* Task details *
Transcribe all of the material exactly. Any picture in it should be left out.

— Start Provided data —

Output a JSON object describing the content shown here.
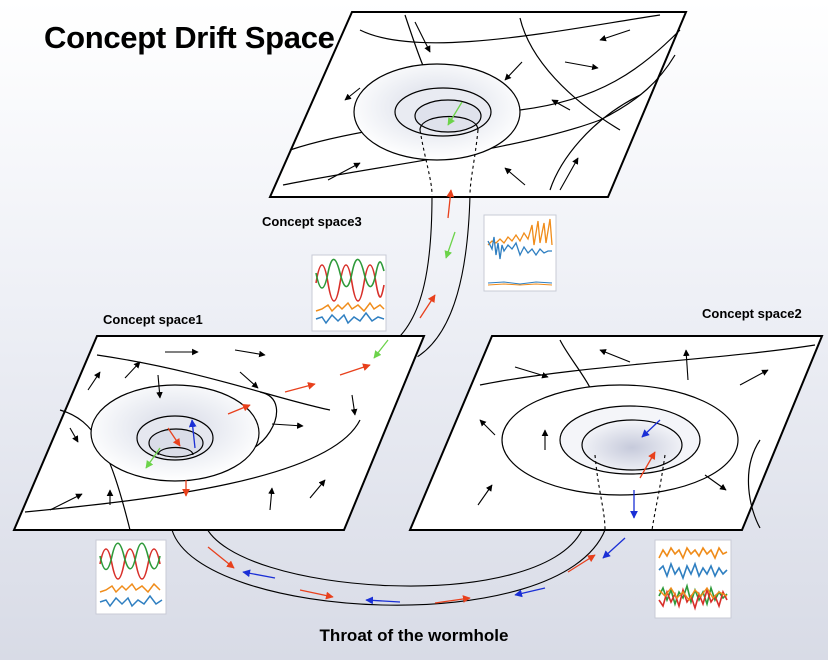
{
  "title": "Concept Drift Space",
  "labels": {
    "space3": "Concept space3",
    "space1": "Concept space1",
    "space2": "Concept space2",
    "throat": "Throat of the wormhole"
  },
  "colors": {
    "drift_red": "#e8401c",
    "drift_blue": "#1a2fd6",
    "drift_green": "#6cd34a",
    "flow_black": "#000000",
    "series_blue": "#2f7fc1",
    "series_orange": "#f08c1a",
    "series_red": "#d8302a",
    "series_green": "#2e9a3a"
  },
  "icons": [
    "time-series-thumbnail",
    "arrow-icon"
  ]
}
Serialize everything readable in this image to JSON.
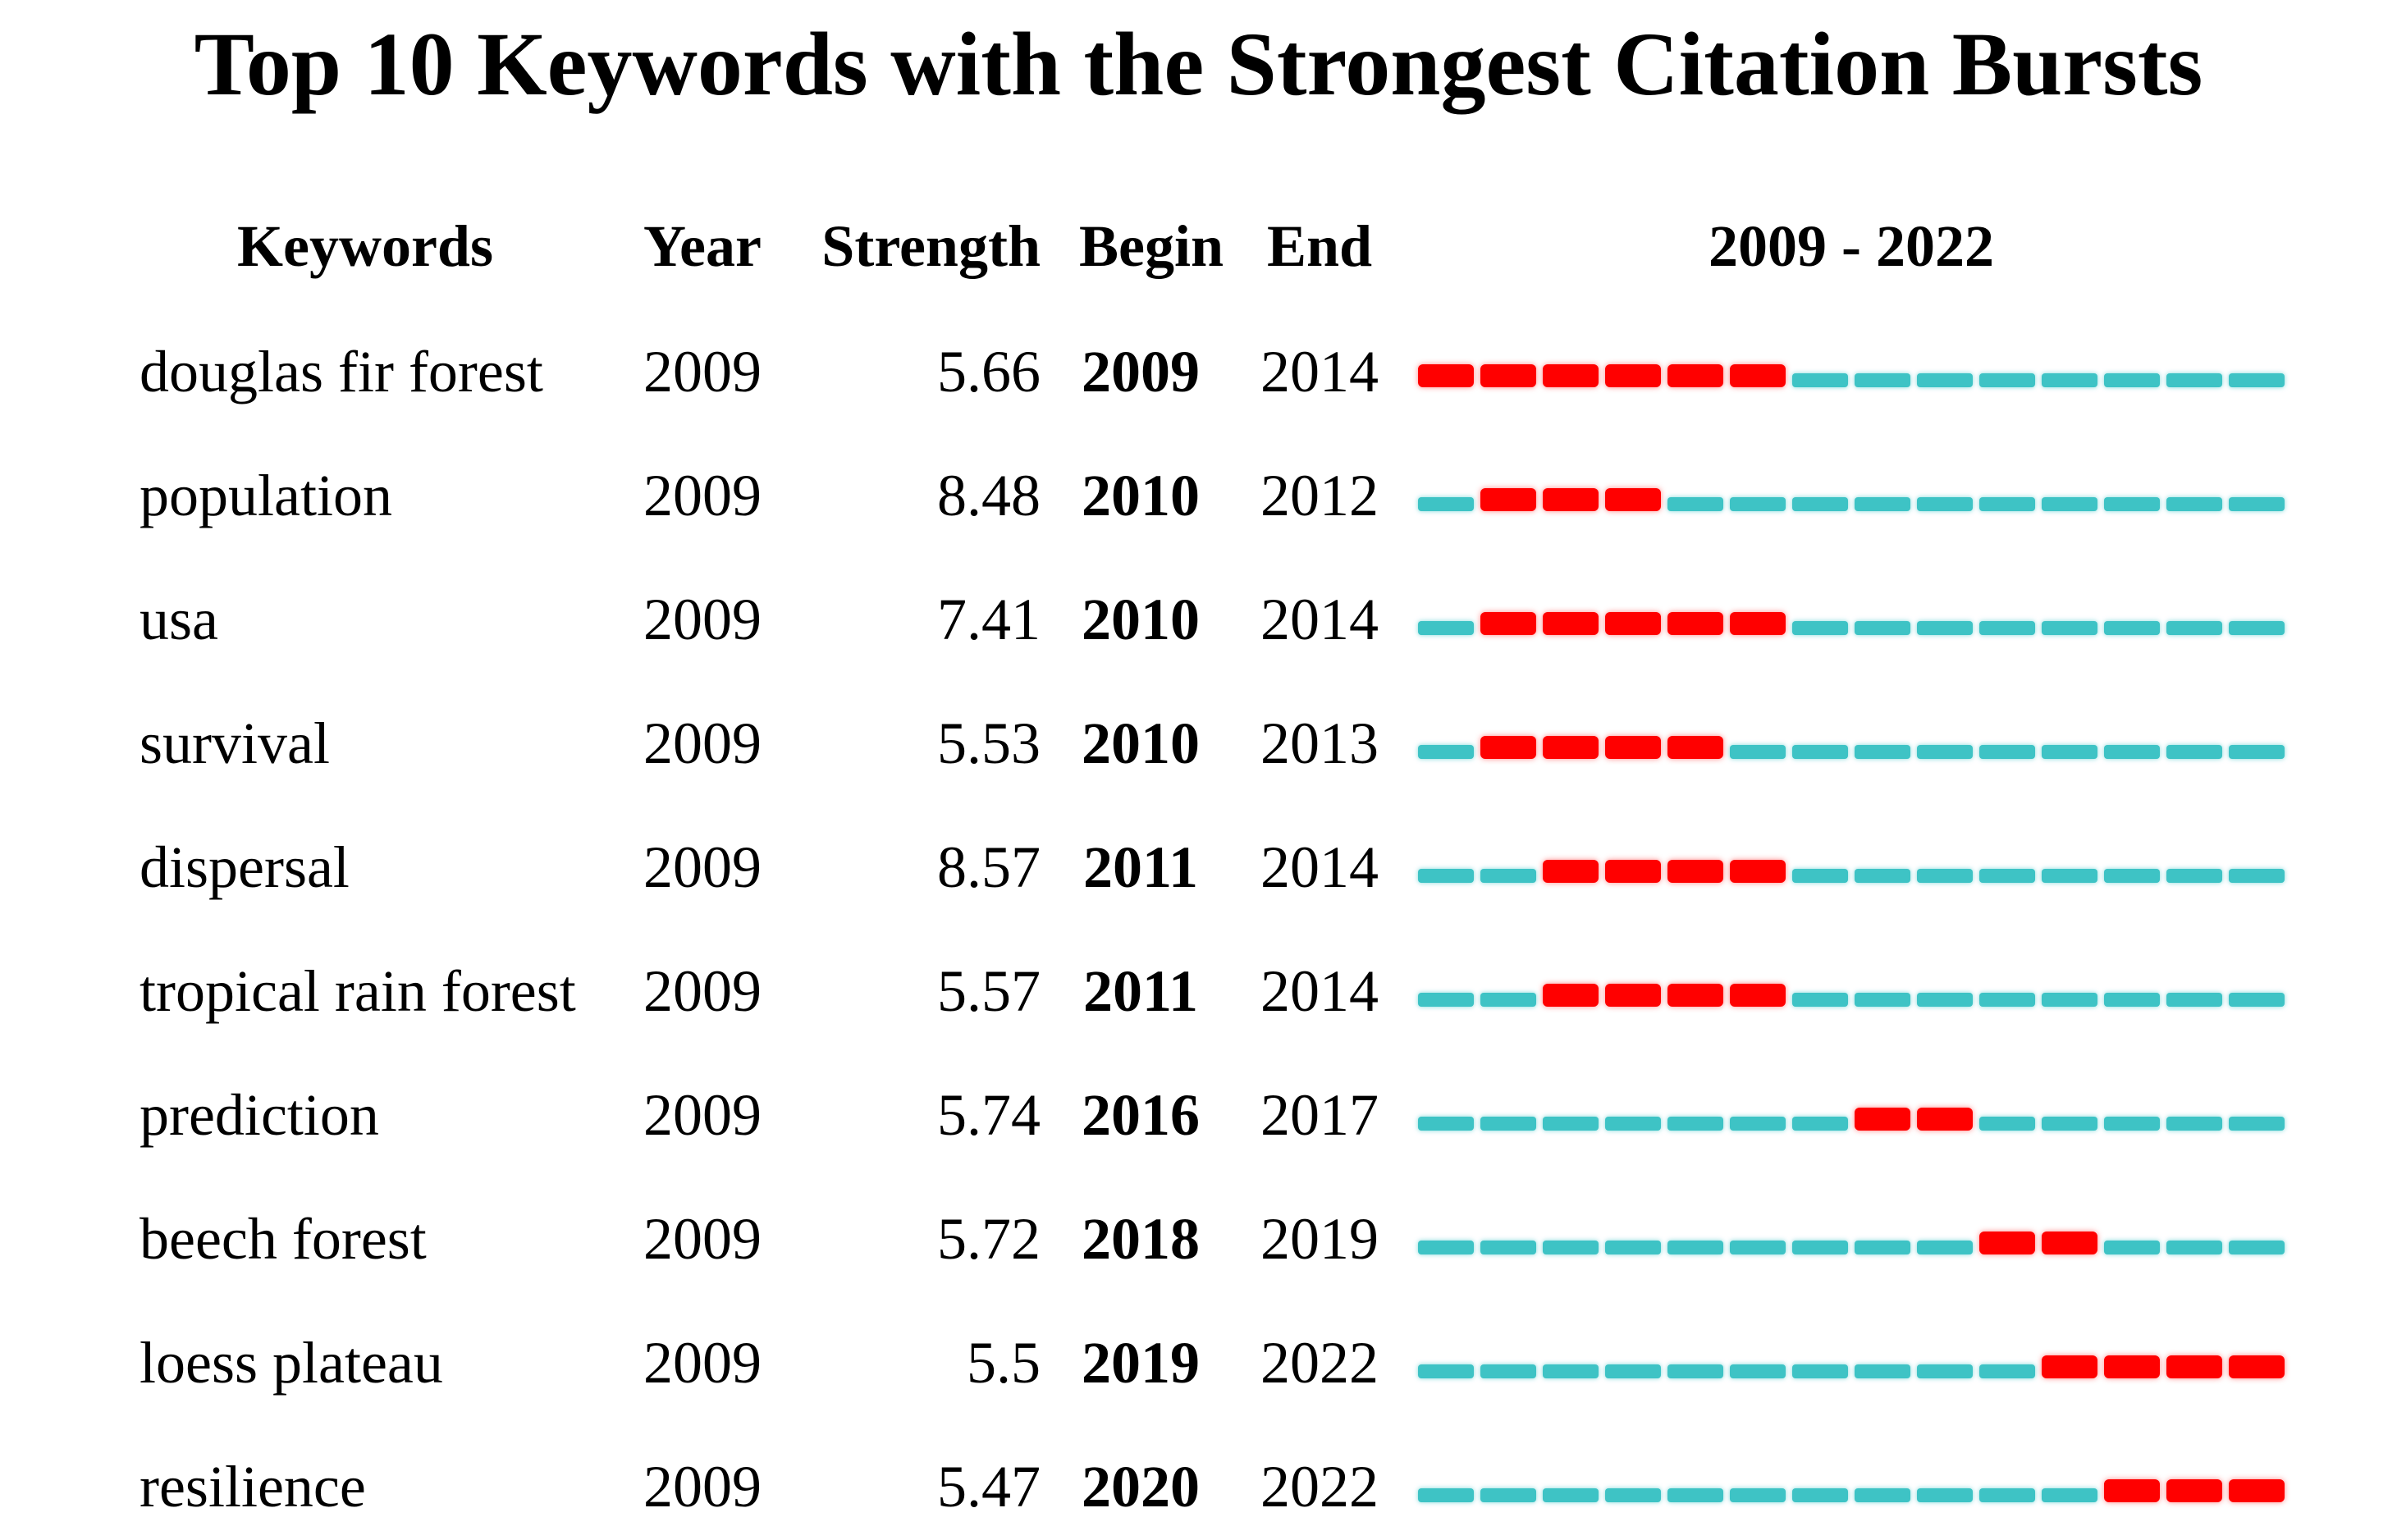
{
  "page": {
    "background": "#FFFFFF"
  },
  "title": "Top 10 Keywords with the Strongest Citation Bursts",
  "header": {
    "keywords": "Keywords",
    "year": "Year",
    "strength": "Strength",
    "begin": "Begin",
    "end": "End",
    "timeline": "2009 - 2022"
  },
  "colors": {
    "burst": "#FF0000",
    "baseline": "#3EC3C5"
  },
  "chart_data": {
    "type": "table",
    "title": "Top 10 Keywords with the Strongest Citation Bursts",
    "columns": [
      "Keywords",
      "Year",
      "Strength",
      "Begin",
      "End"
    ],
    "timeline": {
      "label": "2009 - 2022",
      "start": 2009,
      "end": 2022,
      "burst_color": "#FF0000",
      "base_color": "#3EC3C5"
    },
    "rows": [
      {
        "keyword": "douglas fir forest",
        "year": "2009",
        "strength": "5.66",
        "begin": "2009",
        "end": "2014"
      },
      {
        "keyword": "population",
        "year": "2009",
        "strength": "8.48",
        "begin": "2010",
        "end": "2012"
      },
      {
        "keyword": "usa",
        "year": "2009",
        "strength": "7.41",
        "begin": "2010",
        "end": "2014"
      },
      {
        "keyword": "survival",
        "year": "2009",
        "strength": "5.53",
        "begin": "2010",
        "end": "2013"
      },
      {
        "keyword": "dispersal",
        "year": "2009",
        "strength": "8.57",
        "begin": "2011",
        "end": "2014"
      },
      {
        "keyword": "tropical rain forest",
        "year": "2009",
        "strength": "5.57",
        "begin": "2011",
        "end": "2014"
      },
      {
        "keyword": "prediction",
        "year": "2009",
        "strength": "5.74",
        "begin": "2016",
        "end": "2017"
      },
      {
        "keyword": "beech forest",
        "year": "2009",
        "strength": "5.72",
        "begin": "2018",
        "end": "2019"
      },
      {
        "keyword": "loess plateau",
        "year": "2009",
        "strength": "5.5",
        "begin": "2019",
        "end": "2022"
      },
      {
        "keyword": "resilience",
        "year": "2009",
        "strength": "5.47",
        "begin": "2020",
        "end": "2022"
      }
    ]
  }
}
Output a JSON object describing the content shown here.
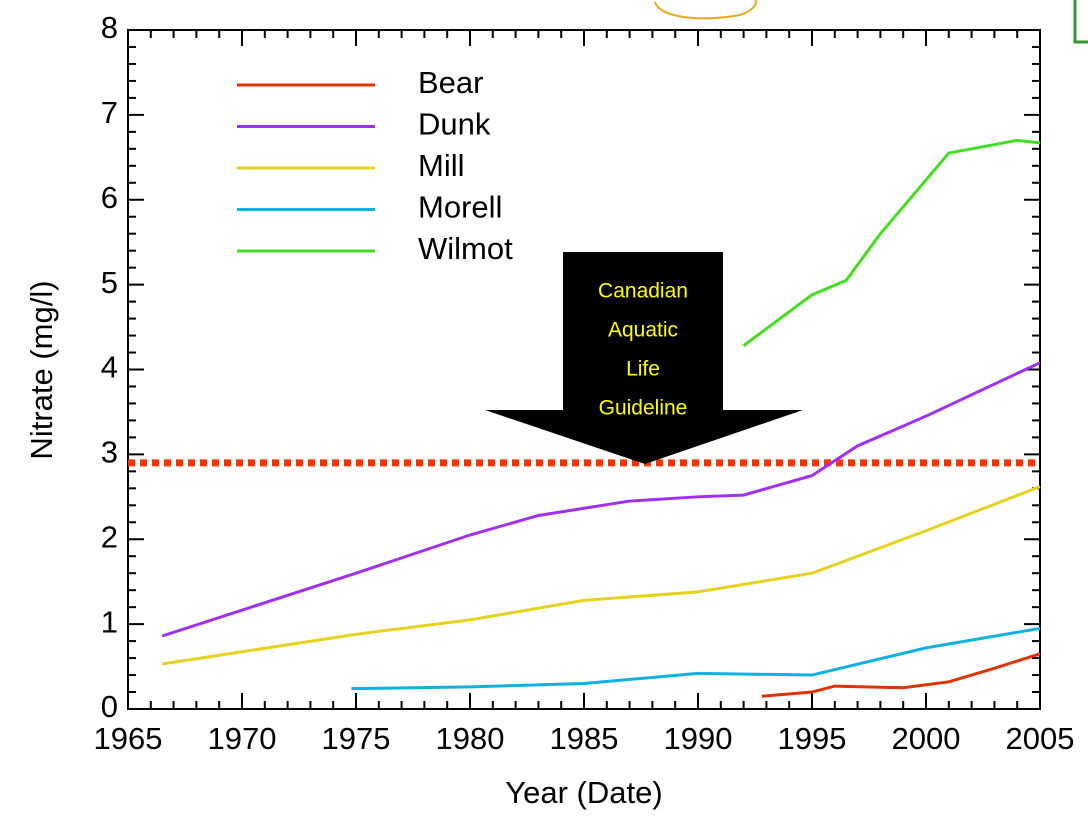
{
  "chart_data": {
    "type": "line",
    "xlabel": "Year (Date)",
    "ylabel": "Nitrate (mg/l)",
    "xlim": [
      1965,
      2005
    ],
    "xticks": [
      1965,
      1970,
      1975,
      1980,
      1985,
      1990,
      1995,
      2000,
      2005
    ],
    "ylim": [
      0,
      8
    ],
    "yticks": [
      0,
      1,
      2,
      3,
      4,
      5,
      6,
      7,
      8
    ],
    "series": [
      {
        "name": "Bear",
        "color": "#dd3300",
        "x": [
          1992.8,
          1995,
          1996,
          1999,
          2001,
          2003,
          2005
        ],
        "values": [
          0.15,
          0.2,
          0.27,
          0.25,
          0.32,
          0.48,
          0.65
        ]
      },
      {
        "name": "Dunk",
        "color": "#a030f0",
        "x": [
          1966.5,
          1975,
          1980,
          1983,
          1987,
          1990,
          1992,
          1995,
          1997,
          2000,
          2005
        ],
        "values": [
          0.86,
          1.6,
          2.05,
          2.28,
          2.45,
          2.5,
          2.52,
          2.75,
          3.1,
          3.45,
          4.08
        ]
      },
      {
        "name": "Mill",
        "color": "#e6d21e",
        "x": [
          1966.5,
          1975,
          1980,
          1985,
          1990,
          1995,
          1997,
          2000,
          2005
        ],
        "values": [
          0.53,
          0.88,
          1.05,
          1.28,
          1.38,
          1.6,
          1.8,
          2.1,
          2.62
        ]
      },
      {
        "name": "Morell",
        "color": "#10b0e0",
        "x": [
          1974.8,
          1980,
          1985,
          1990,
          1995,
          2000,
          2005
        ],
        "values": [
          0.24,
          0.26,
          0.3,
          0.42,
          0.4,
          0.72,
          0.95
        ]
      },
      {
        "name": "Wilmot",
        "color": "#44dd22",
        "x": [
          1992,
          1995,
          1996.5,
          1998,
          2001,
          2002,
          2004,
          2005
        ],
        "values": [
          4.28,
          4.88,
          5.05,
          5.6,
          6.55,
          6.6,
          6.7,
          6.67
        ]
      }
    ],
    "guideline": {
      "value": 2.9,
      "color": "#ff3300"
    },
    "annotation": [
      "Canadian",
      "Aquatic",
      "Life",
      "Guideline"
    ]
  }
}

— End Provided data —

* Answer to this problem *
Output a JSON object describing the content shown here.
{
  "title": "Concept Drift Space",
  "labels": {
    "space3": "Concept space3",
    "space1": "Concept space1",
    "space2": "Concept space2",
    "throat": "Throat of the wormhole"
  },
  "colors": {
    "drift_red": "#e8401c",
    "drift_blue": "#1a2fd6",
    "drift_green": "#6cd34a",
    "flow_black": "#000000",
    "series_blue": "#2f7fc1",
    "series_orange": "#f08c1a",
    "series_red": "#d8302a",
    "series_green": "#2e9a3a"
  },
  "icons": [
    "time-series-thumbnail",
    "arrow-icon"
  ]
}
Serialize everything readable in this image to JSON.
{
  "page": {
    "background": "#FFFFFF"
  },
  "title": "Top 10 Keywords with the Strongest Citation Bursts",
  "header": {
    "keywords": "Keywords",
    "year": "Year",
    "strength": "Strength",
    "begin": "Begin",
    "end": "End",
    "timeline": "2009 - 2022"
  },
  "colors": {
    "burst": "#FF0000",
    "baseline": "#3EC3C5"
  },
  "chart_data": {
    "type": "table",
    "title": "Top 10 Keywords with the Strongest Citation Bursts",
    "columns": [
      "Keywords",
      "Year",
      "Strength",
      "Begin",
      "End"
    ],
    "timeline": {
      "label": "2009 - 2022",
      "start": 2009,
      "end": 2022,
      "burst_color": "#FF0000",
      "base_color": "#3EC3C5"
    },
    "rows": [
      {
        "keyword": "douglas fir forest",
        "year": "2009",
        "strength": "5.66",
        "begin": "2009",
        "end": "2014"
      },
      {
        "keyword": "population",
        "year": "2009",
        "strength": "8.48",
        "begin": "2010",
        "end": "2012"
      },
      {
        "keyword": "usa",
        "year": "2009",
        "strength": "7.41",
        "begin": "2010",
        "end": "2014"
      },
      {
        "keyword": "survival",
        "year": "2009",
        "strength": "5.53",
        "begin": "2010",
        "end": "2013"
      },
      {
        "keyword": "dispersal",
        "year": "2009",
        "strength": "8.57",
        "begin": "2011",
        "end": "2014"
      },
      {
        "keyword": "tropical rain forest",
        "year": "2009",
        "strength": "5.57",
        "begin": "2011",
        "end": "2014"
      },
      {
        "keyword": "prediction",
        "year": "2009",
        "strength": "5.74",
        "begin": "2016",
        "end": "2017"
      },
      {
        "keyword": "beech forest",
        "year": "2009",
        "strength": "5.72",
        "begin": "2018",
        "end": "2019"
      },
      {
        "keyword": "loess plateau",
        "year": "2009",
        "strength": "5.5",
        "begin": "2019",
        "end": "2022"
      },
      {
        "keyword": "resilience",
        "year": "2009",
        "strength": "5.47",
        "begin": "2020",
        "end": "2022"
      }
    ]
  }
}
Output a JSON object describing the content shown here.
{
  "chart_data": {
    "type": "line",
    "xlabel": "Year (Date)",
    "ylabel": "Nitrate (mg/l)",
    "xlim": [
      1965,
      2005
    ],
    "xticks": [
      1965,
      1970,
      1975,
      1980,
      1985,
      1990,
      1995,
      2000,
      2005
    ],
    "ylim": [
      0,
      8
    ],
    "yticks": [
      0,
      1,
      2,
      3,
      4,
      5,
      6,
      7,
      8
    ],
    "series": [
      {
        "name": "Bear",
        "color": "#dd3300",
        "x": [
          1992.8,
          1995,
          1996,
          1999,
          2001,
          2003,
          2005
        ],
        "values": [
          0.15,
          0.2,
          0.27,
          0.25,
          0.32,
          0.48,
          0.65
        ]
      },
      {
        "name": "Dunk",
        "color": "#a030f0",
        "x": [
          1966.5,
          1975,
          1980,
          1983,
          1987,
          1990,
          1992,
          1995,
          1997,
          2000,
          2005
        ],
        "values": [
          0.86,
          1.6,
          2.05,
          2.28,
          2.45,
          2.5,
          2.52,
          2.75,
          3.1,
          3.45,
          4.08
        ]
      },
      {
        "name": "Mill",
        "color": "#e6d21e",
        "x": [
          1966.5,
          1975,
          1980,
          1985,
          1990,
          1995,
          1997,
          2000,
          2005
        ],
        "values": [
          0.53,
          0.88,
          1.05,
          1.28,
          1.38,
          1.6,
          1.8,
          2.1,
          2.62
        ]
      },
      {
        "name": "Morell",
        "color": "#10b0e0",
        "x": [
          1974.8,
          1980,
          1985,
          1990,
          1995,
          2000,
          2005
        ],
        "values": [
          0.24,
          0.26,
          0.3,
          0.42,
          0.4,
          0.72,
          0.95
        ]
      },
      {
        "name": "Wilmot",
        "color": "#44dd22",
        "x": [
          1992,
          1995,
          1996.5,
          1998,
          2001,
          2002,
          2004,
          2005
        ],
        "values": [
          4.28,
          4.88,
          5.05,
          5.6,
          6.55,
          6.6,
          6.7,
          6.67
        ]
      }
    ],
    "guideline": {
      "value": 2.9,
      "color": "#ff3300"
    },
    "annotation": [
      "Canadian",
      "Aquatic",
      "Life",
      "Guideline"
    ]
  }
}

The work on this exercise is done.